◆ Exercise materials:

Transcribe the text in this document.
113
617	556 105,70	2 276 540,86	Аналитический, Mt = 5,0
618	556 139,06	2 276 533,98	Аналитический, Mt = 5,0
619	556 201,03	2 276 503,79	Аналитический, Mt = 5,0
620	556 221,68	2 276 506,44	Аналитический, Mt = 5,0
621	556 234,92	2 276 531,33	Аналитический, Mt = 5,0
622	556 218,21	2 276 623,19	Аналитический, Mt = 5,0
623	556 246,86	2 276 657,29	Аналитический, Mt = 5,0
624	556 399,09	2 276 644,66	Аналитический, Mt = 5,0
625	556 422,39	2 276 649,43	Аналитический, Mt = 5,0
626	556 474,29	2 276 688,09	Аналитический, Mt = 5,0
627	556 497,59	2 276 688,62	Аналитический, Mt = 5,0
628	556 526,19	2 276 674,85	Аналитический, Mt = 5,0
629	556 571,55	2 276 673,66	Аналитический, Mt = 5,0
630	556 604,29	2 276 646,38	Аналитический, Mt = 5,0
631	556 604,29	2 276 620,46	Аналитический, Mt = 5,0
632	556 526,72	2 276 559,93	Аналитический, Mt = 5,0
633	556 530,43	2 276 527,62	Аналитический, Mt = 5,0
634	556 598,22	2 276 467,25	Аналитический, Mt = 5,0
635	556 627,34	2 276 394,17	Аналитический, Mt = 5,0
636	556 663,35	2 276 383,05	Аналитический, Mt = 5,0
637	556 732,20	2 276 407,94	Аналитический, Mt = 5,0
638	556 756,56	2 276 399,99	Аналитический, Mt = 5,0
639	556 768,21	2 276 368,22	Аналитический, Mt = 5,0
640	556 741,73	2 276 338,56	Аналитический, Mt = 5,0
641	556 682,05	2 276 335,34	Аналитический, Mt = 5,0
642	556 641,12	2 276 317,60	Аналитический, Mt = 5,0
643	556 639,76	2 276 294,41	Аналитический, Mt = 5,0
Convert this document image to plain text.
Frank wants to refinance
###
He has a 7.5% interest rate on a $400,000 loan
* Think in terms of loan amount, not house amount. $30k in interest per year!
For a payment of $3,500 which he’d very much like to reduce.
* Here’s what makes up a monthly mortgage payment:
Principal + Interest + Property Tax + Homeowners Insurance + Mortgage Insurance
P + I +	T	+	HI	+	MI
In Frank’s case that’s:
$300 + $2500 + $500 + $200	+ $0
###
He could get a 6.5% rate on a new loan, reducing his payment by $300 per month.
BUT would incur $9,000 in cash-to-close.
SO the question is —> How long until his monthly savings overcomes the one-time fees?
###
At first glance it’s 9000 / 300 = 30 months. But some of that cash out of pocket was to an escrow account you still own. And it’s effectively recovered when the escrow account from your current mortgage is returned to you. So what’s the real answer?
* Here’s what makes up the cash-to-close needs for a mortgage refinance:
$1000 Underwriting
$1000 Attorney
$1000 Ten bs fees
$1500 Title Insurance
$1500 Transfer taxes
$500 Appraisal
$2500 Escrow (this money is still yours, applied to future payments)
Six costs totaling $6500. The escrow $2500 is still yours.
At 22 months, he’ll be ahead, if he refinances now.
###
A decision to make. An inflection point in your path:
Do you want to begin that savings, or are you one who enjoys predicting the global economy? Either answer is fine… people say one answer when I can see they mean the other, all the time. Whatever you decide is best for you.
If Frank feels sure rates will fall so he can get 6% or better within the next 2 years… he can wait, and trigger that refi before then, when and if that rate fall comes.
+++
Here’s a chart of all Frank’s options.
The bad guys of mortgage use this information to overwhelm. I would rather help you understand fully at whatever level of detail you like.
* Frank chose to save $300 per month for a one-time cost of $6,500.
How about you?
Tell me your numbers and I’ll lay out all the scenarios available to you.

◆ Given task: Every line above should be written out again exactly as it stands.

◆ Final answer:
Transcribe the text in this document.
113
617	556 105,70	2 276 540,86	Аналитический, Mt = 5,0
618	556 139,06	2 276 533,98	Аналитический, Mt = 5,0
619	556 201,03	2 276 503,79	Аналитический, Mt = 5,0
620	556 221,68	2 276 506,44	Аналитический, Mt = 5,0
621	556 234,92	2 276 531,33	Аналитический, Mt = 5,0
622	556 218,21	2 276 623,19	Аналитический, Mt = 5,0
623	556 246,86	2 276 657,29	Аналитический, Mt = 5,0
624	556 399,09	2 276 644,66	Аналитический, Mt = 5,0
625	556 422,39	2 276 649,43	Аналитический, Mt = 5,0
626	556 474,29	2 276 688,09	Аналитический, Mt = 5,0
627	556 497,59	2 276 688,62	Аналитический, Mt = 5,0
628	556 526,19	2 276 674,85	Аналитический, Mt = 5,0
629	556 571,55	2 276 673,66	Аналитический, Mt = 5,0
630	556 604,29	2 276 646,38	Аналитический, Mt = 5,0
631	556 604,29	2 276 620,46	Аналитический, Mt = 5,0
632	556 526,72	2 276 559,93	Аналитический, Mt = 5,0
633	556 530,43	2 276 527,62	Аналитический, Mt = 5,0
634	556 598,22	2 276 467,25	Аналитический, Mt = 5,0
635	556 627,34	2 276 394,17	Аналитический, Mt = 5,0
636	556 663,35	2 276 383,05	Аналитический, Mt = 5,0
637	556 732,20	2 276 407,94	Аналитический, Mt = 5,0
638	556 756,56	2 276 399,99	Аналитический, Mt = 5,0
639	556 768,21	2 276 368,22	Аналитический, Mt = 5,0
640	556 741,73	2 276 338,56	Аналитический, Mt = 5,0
641	556 682,05	2 276 335,34	Аналитический, Mt = 5,0
642	556 641,12	2 276 317,60	Аналитический, Mt = 5,0
643	556 639,76	2 276 294,41	Аналитический, Mt = 5,0
Convert this document image to plain text.
Frank wants to refinance
###
He has a 7.5% interest rate on a $400,000 loan
* Think in terms of loan amount, not house amount. $30k in interest per year!
For a payment of $3,500 which he’d very much like to reduce.
* Here’s what makes up a monthly mortgage payment:
Principal + Interest + Property Tax + Homeowners Insurance + Mortgage Insurance
P + I +	T	+	HI	+	MI
In Frank’s case that’s:
$300 + $2500 + $500 + $200	+ $0
###
He could get a 6.5% rate on a new loan, reducing his payment by $300 per month.
BUT would incur $9,000 in cash-to-close.
SO the question is —> How long until his monthly savings overcomes the one-time fees?
###
At first glance it’s 9000 / 300 = 30 months. But some of that cash out of pocket was to an escrow account you still own. And it’s effectively recovered when the escrow account from your current mortgage is returned to you. So what’s the real answer?
* Here’s what makes up the cash-to-close needs for a mortgage refinance:
$1000 Underwriting
$1000 Attorney
$1000 Ten bs fees
$1500 Title Insurance
$1500 Transfer taxes
$500 Appraisal
$2500 Escrow (this money is still yours, applied to future payments)
Six costs totaling $6500. The escrow $2500 is still yours.
At 22 months, he’ll be ahead, if he refinances now.
###
A decision to make. An inflection point in your path:
Do you want to begin that savings, or are you one who enjoys predicting the global economy? Either answer is fine… people say one answer when I can see they mean the other, all the time. Whatever you decide is best for you.
If Frank feels sure rates will fall so he can get 6% or better within the next 2 years… he can wait, and trigger that refi before then, when and if that rate fall comes.
+++
Here’s a chart of all Frank’s options.
The bad guys of mortgage use this information to overwhelm. I would rather help you understand fully at whatever level of detail you like.
* Frank chose to save $300 per month for a one-time cost of $6,500.
How about you?
Tell me your numbers and I’ll lay out all the scenarios available to you.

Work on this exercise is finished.